What you have to do
From the listing below, pull out all lines with "transfer" in them.

Records for the exercise

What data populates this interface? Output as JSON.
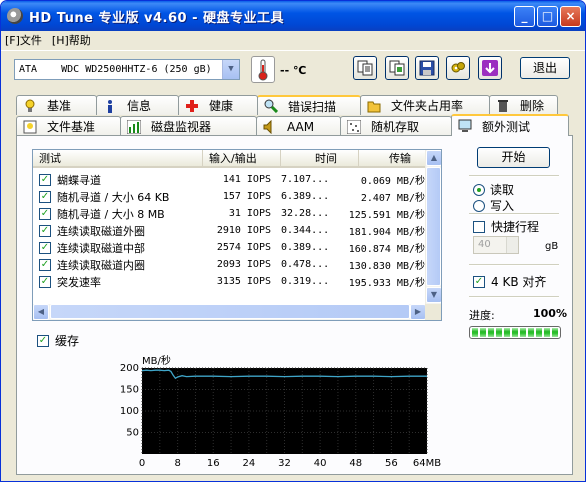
{
  "window": {
    "title": "HD Tune 专业版 v4.60 - 硬盘专业工具",
    "controls": {
      "minimize": "_",
      "maximize": "□",
      "close": "×"
    }
  },
  "menu": [
    {
      "label": "[F]文件"
    },
    {
      "label": "[H]帮助"
    }
  ],
  "toolbar": {
    "drive": "ATA    WDC WD2500HHTZ-6 (250 gB)",
    "temperature": "-- ℃",
    "exit_label": "退出",
    "icons": [
      "copy-info-icon",
      "copy-screen-icon",
      "save-icon",
      "settings-icon",
      "download-icon"
    ]
  },
  "tabs": {
    "row1": [
      {
        "label": "基准",
        "icon": "bulb-icon"
      },
      {
        "label": "信息",
        "icon": "info-icon"
      },
      {
        "label": "健康",
        "icon": "health-cross-icon"
      },
      {
        "label": "错误扫描",
        "icon": "magnifier-icon"
      },
      {
        "label": "文件夹占用率",
        "icon": "folder-icon"
      },
      {
        "label": "删除",
        "icon": "trash-icon"
      }
    ],
    "row2": [
      {
        "label": "文件基准",
        "icon": "file-bulb-icon"
      },
      {
        "label": "磁盘监视器",
        "icon": "chart-icon"
      },
      {
        "label": "AAM",
        "icon": "speaker-icon"
      },
      {
        "label": "随机存取",
        "icon": "dots-icon"
      },
      {
        "label": "额外测试",
        "icon": "monitor-icon"
      }
    ],
    "active": "额外测试"
  },
  "results": {
    "columns": [
      "测试",
      "输入/输出",
      "时间",
      "传输"
    ],
    "rows": [
      {
        "name": "蝴蝶寻道",
        "io": "141 IOPS",
        "time": "7.107...",
        "transfer": "0.069 MB/秒",
        "checked": true
      },
      {
        "name": "随机寻道 / 大小 64 KB",
        "io": "157 IOPS",
        "time": "6.389...",
        "transfer": "2.407 MB/秒",
        "checked": true
      },
      {
        "name": "随机寻道 / 大小 8 MB",
        "io": "31 IOPS",
        "time": "32.28...",
        "transfer": "125.591 MB/秒",
        "checked": true
      },
      {
        "name": "连续读取磁道外圈",
        "io": "2910 IOPS",
        "time": "0.344...",
        "transfer": "181.904 MB/秒",
        "checked": true
      },
      {
        "name": "连续读取磁道中部",
        "io": "2574 IOPS",
        "time": "0.389...",
        "transfer": "160.874 MB/秒",
        "checked": true
      },
      {
        "name": "连续读取磁道内圈",
        "io": "2093 IOPS",
        "time": "0.478...",
        "transfer": "130.830 MB/秒",
        "checked": true
      },
      {
        "name": "突发速率",
        "io": "3135 IOPS",
        "time": "0.319...",
        "transfer": "195.933 MB/秒",
        "checked": true
      }
    ]
  },
  "controls": {
    "start_label": "开始",
    "read_label": "读取",
    "write_label": "写入",
    "mode": "read",
    "quick_label": "快捷行程",
    "quick_checked": false,
    "quick_value": "40",
    "quick_unit": "gB",
    "align_label": "4 KB 对齐",
    "align_checked": true,
    "progress_label": "进度:",
    "progress_value": "100%",
    "progress_fraction": 1.0,
    "cache_label": "缓存",
    "cache_checked": true
  },
  "chart_data": {
    "type": "line",
    "title": "",
    "ylabel": "MB/秒",
    "xlabel": "",
    "x_unit": "MB",
    "ylim": [
      0,
      200
    ],
    "xlim": [
      0,
      64
    ],
    "yticks": [
      50,
      100,
      150,
      200
    ],
    "xticks": [
      0,
      4,
      8,
      12,
      16,
      20,
      24,
      28,
      32,
      36,
      40,
      44,
      48,
      52,
      56,
      60,
      64
    ],
    "xtick_labels": [
      "0",
      "",
      "8",
      "",
      "16",
      "",
      "24",
      "",
      "32",
      "",
      "40",
      "",
      "48",
      "",
      "56",
      "",
      "64MB"
    ],
    "grid": true,
    "background": "#000000",
    "line_color": "#3FA5C8",
    "series": [
      {
        "x": [
          0,
          1,
          2,
          3,
          4,
          5,
          6,
          6.5,
          7,
          7.5,
          8,
          9,
          10,
          12,
          16,
          20,
          24,
          28,
          32,
          36,
          40,
          44,
          48,
          52,
          56,
          60,
          64
        ],
        "values": [
          194,
          195,
          194,
          195,
          195,
          194,
          195,
          192,
          183,
          176,
          179,
          182,
          180,
          181,
          181,
          180,
          181,
          181,
          180,
          181,
          181,
          180,
          181,
          181,
          180,
          181,
          181
        ]
      }
    ]
  }
}
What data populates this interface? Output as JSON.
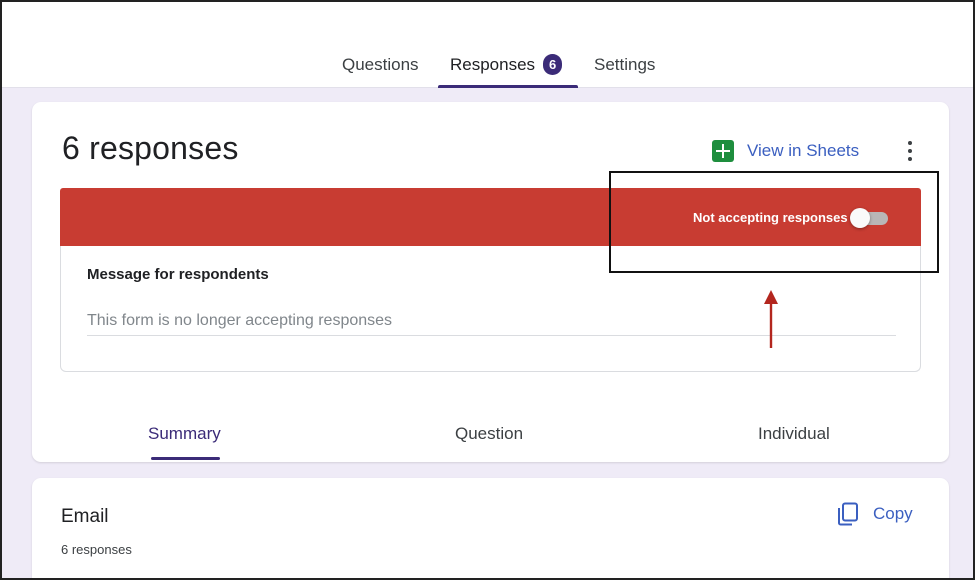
{
  "header": {
    "tabs": [
      {
        "label": "Questions"
      },
      {
        "label": "Responses",
        "badge": "6"
      },
      {
        "label": "Settings"
      }
    ]
  },
  "responses_card": {
    "title": "6 responses",
    "view_in_sheets_label": "View in Sheets",
    "more_icon": "more-vert-icon",
    "sheets_icon": "google-sheets-icon",
    "banner": {
      "label": "Not accepting responses",
      "color": "#c83c32",
      "toggle_on": false
    },
    "message": {
      "title": "Message for respondents",
      "value": "This form is no longer accepting responses"
    },
    "subtabs": [
      {
        "label": "Summary"
      },
      {
        "label": "Question"
      },
      {
        "label": "Individual"
      }
    ]
  },
  "email_card": {
    "title": "Email",
    "count": "6 responses",
    "copy_label": "Copy",
    "copy_icon": "copy-icon"
  },
  "colors": {
    "accent": "#3b2b78",
    "link": "#3b5fc0",
    "background": "#efebf7",
    "annotation_arrow": "#b3261e"
  }
}
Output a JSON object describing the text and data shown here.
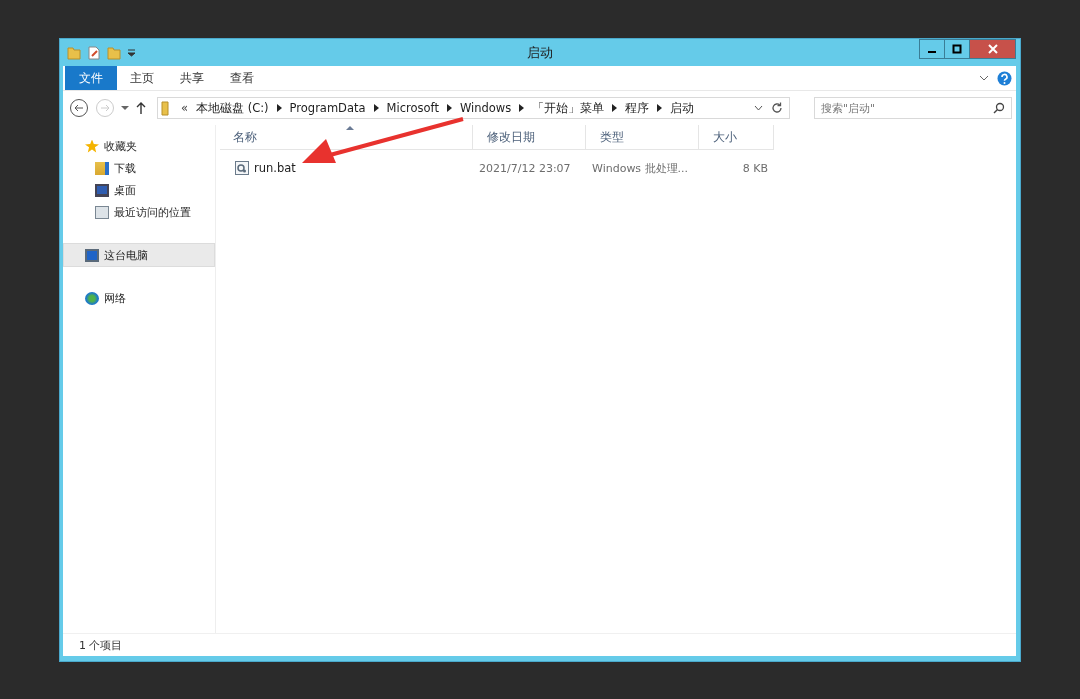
{
  "window": {
    "title": "启动"
  },
  "ribbon_tabs": [
    {
      "label": "文件",
      "kind": "file"
    },
    {
      "label": "主页",
      "kind": "tab"
    },
    {
      "label": "共享",
      "kind": "tab"
    },
    {
      "label": "查看",
      "kind": "tab"
    }
  ],
  "address_bar": {
    "overflow": "«",
    "path": [
      "本地磁盘 (C:)",
      "ProgramData",
      "Microsoft",
      "Windows",
      "「开始」菜单",
      "程序",
      "启动"
    ]
  },
  "search": {
    "placeholder": "搜索\"启动\""
  },
  "sidebar": {
    "items": [
      {
        "label": "收藏夹",
        "selected": false,
        "children": [
          {
            "label": "下载",
            "selected": false
          },
          {
            "label": "桌面",
            "selected": false
          },
          {
            "label": "最近访问的位置",
            "selected": false
          }
        ]
      },
      {
        "label": "这台电脑",
        "selected": true
      },
      {
        "label": "网络",
        "selected": false
      }
    ]
  },
  "table": {
    "columns": [
      {
        "label": "名称",
        "sorted": true
      },
      {
        "label": "修改日期",
        "sorted": false
      },
      {
        "label": "类型",
        "sorted": false
      },
      {
        "label": "大小",
        "sorted": false
      }
    ],
    "rows": [
      {
        "name": "run.bat",
        "modified": "2021/7/12 23:07",
        "type": "Windows 批处理...",
        "size": "8 KB",
        "selected": false
      }
    ]
  },
  "status_bar": {
    "count": "1 个项目"
  }
}
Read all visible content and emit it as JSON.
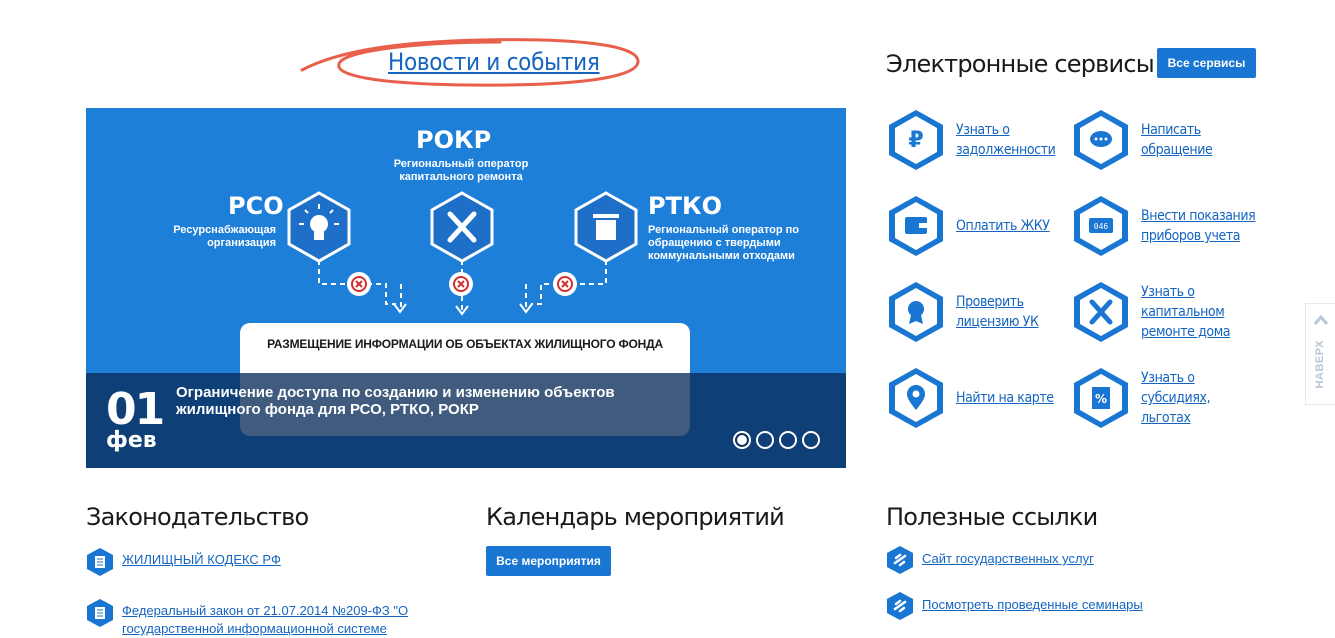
{
  "news": {
    "title": "Новости и события",
    "slide": {
      "day": "01",
      "month": "фев",
      "caption": "Ограничение доступа по созданию и изменению объектов жилищного фонда для РСО, РТКО, РОКР",
      "rokr_title": "РОКР",
      "rokr_sub": "Региональный оператор капитального ремонта",
      "rso_title": "РСО",
      "rso_sub": "Ресурснабжающая организация",
      "rtko_title": "РТКО",
      "rtko_sub": "Региональный оператор по обращению с твердыми коммунальными отходами",
      "box_title": "РАЗМЕЩЕНИЕ ИНФОРМАЦИИ ОБ ОБЪЕКТАХ ЖИЛИЩНОГО ФОНДА"
    },
    "active_slide": 1,
    "slide_count": 4
  },
  "services": {
    "title": "Электронные сервисы",
    "all_button": "Все сервисы",
    "items": [
      {
        "icon": "ruble-icon",
        "label": "Узнать о задолженности"
      },
      {
        "icon": "chat-icon",
        "label": "Написать обращение"
      },
      {
        "icon": "wallet-icon",
        "label": "Оплатить ЖКУ"
      },
      {
        "icon": "meter-icon",
        "label": "Внести показания приборов учета"
      },
      {
        "icon": "certificate-icon",
        "label": "Проверить лицензию УК"
      },
      {
        "icon": "tools-icon",
        "label": "Узнать о капитальном ремонте дома"
      },
      {
        "icon": "map-pin-icon",
        "label": "Найти на карте"
      },
      {
        "icon": "percent-ticket-icon",
        "label": "Узнать о субсидиях, льготах"
      }
    ]
  },
  "legislation": {
    "title": "Законодательство",
    "items": [
      "ЖИЛИЩНЫЙ КОДЕКС РФ",
      "Федеральный закон от 21.07.2014 №209-ФЗ \"О государственной информационной системе"
    ]
  },
  "calendar": {
    "title": "Календарь мероприятий",
    "all_button": "Все мероприятия"
  },
  "links": {
    "title": "Полезные ссылки",
    "items": [
      "Сайт государственных услуг",
      "Посмотреть проведенные семинары"
    ]
  },
  "scroll_top": {
    "label": "НАВЕРХ"
  },
  "colors": {
    "accent": "#1976d2",
    "slide_bg": "#1e7fd8",
    "highlight": "#e8604c"
  }
}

Task result
        "transfer": "0.069 MB/秒",
        "transfer": "2.407 MB/秒",
        "transfer": "125.591 MB/秒",
        "transfer": "181.904 MB/秒",
        "transfer": "160.874 MB/秒",
        "transfer": "130.830 MB/秒",
        "transfer": "195.933 MB/秒",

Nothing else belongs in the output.